Collected data:
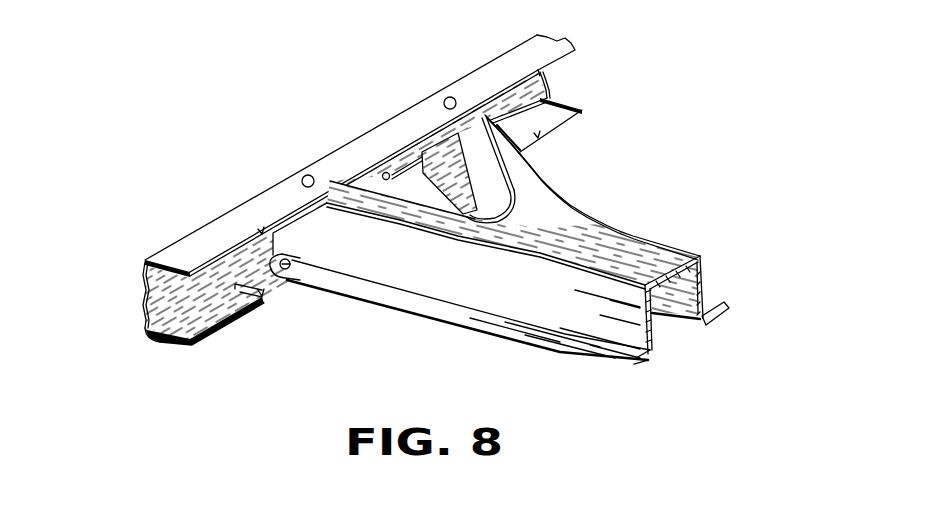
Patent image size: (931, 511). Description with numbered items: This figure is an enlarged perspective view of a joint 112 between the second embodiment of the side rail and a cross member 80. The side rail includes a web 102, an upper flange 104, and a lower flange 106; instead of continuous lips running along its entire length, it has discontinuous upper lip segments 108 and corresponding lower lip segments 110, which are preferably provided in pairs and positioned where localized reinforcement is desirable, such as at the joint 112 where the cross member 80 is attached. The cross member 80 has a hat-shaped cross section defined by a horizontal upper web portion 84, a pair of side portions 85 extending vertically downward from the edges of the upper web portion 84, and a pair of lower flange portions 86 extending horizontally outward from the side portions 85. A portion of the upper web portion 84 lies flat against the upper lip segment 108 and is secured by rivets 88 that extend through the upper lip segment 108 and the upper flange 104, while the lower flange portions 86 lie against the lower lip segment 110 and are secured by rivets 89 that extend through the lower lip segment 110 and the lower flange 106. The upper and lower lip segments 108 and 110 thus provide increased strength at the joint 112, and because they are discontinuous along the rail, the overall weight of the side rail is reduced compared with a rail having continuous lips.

The cross member 80 is at (660, 260).
The upper web portion 84 is at (549, 208).
The side portions 85 is at (705, 279).
The lower flange portions 86 is at (412, 303).
The rivets 88 is at (450, 97).
The rivets 89 is at (292, 268).
The web 102 is at (142, 295).
The upper flange 104 is at (173, 262).
The lower flange 106 is at (202, 338).
The upper lip segments 108 is at (386, 172).
The lower lip segments 110 is at (263, 300).
The joint 112 is at (322, 95).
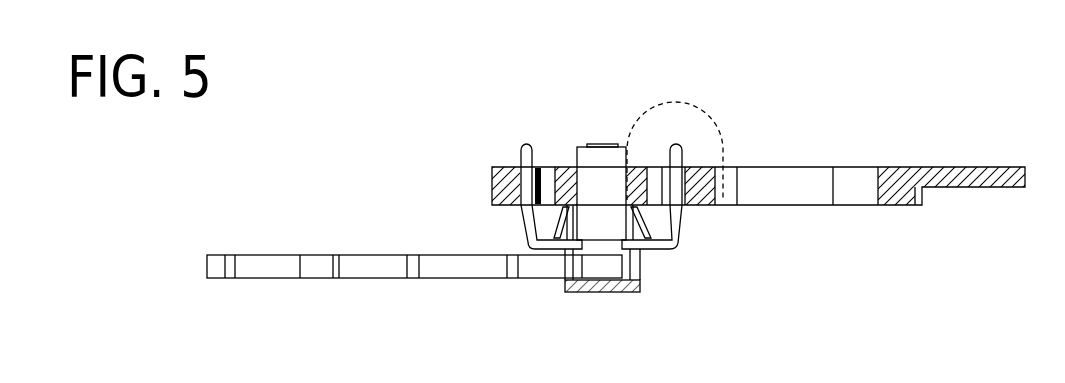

Directions for this task: Please copy the items above word for word, leaving out the pictures.

Solved problem:
Patent image size: (931, 511). Description with numbered items: This figure is an enlarged perspective view of a joint 112 between the second embodiment of the side rail and a cross member 80. The side rail includes a web 102, an upper flange 104, and a lower flange 106; instead of continuous lips running along its entire length, it has discontinuous upper lip segments 108 and corresponding lower lip segments 110, which are preferably provided in pairs and positioned where localized reinforcement is desirable, such as at the joint 112 where the cross member 80 is attached. The cross member 80 has a hat-shaped cross section defined by a horizontal upper web portion 84, a pair of side portions 85 extending vertically downward from the edges of the upper web portion 84, and a pair of lower flange portions 86 extending horizontally outward from the side portions 85. A portion of the upper web portion 84 lies flat against the upper lip segment 108 and is secured by rivets 88 that extend through the upper lip segment 108 and the upper flange 104, while the lower flange portions 86 lie against the lower lip segment 110 and are secured by rivets 89 that extend through the lower lip segment 110 and the lower flange 106. The upper and lower lip segments 108 and 110 thus provide increased strength at the joint 112, and because they are discontinuous along the rail, the overall weight of the side rail is reduced compared with a rail having continuous lips.

The cross member 80 is at (660, 260).
The upper web portion 84 is at (549, 208).
The side portions 85 is at (705, 279).
The lower flange portions 86 is at (412, 303).
The rivets 88 is at (450, 97).
The rivets 89 is at (292, 268).
The web 102 is at (142, 295).
The upper flange 104 is at (173, 262).
The lower flange 106 is at (202, 338).
The upper lip segments 108 is at (386, 172).
The lower lip segments 110 is at (263, 300).
The joint 112 is at (322, 95).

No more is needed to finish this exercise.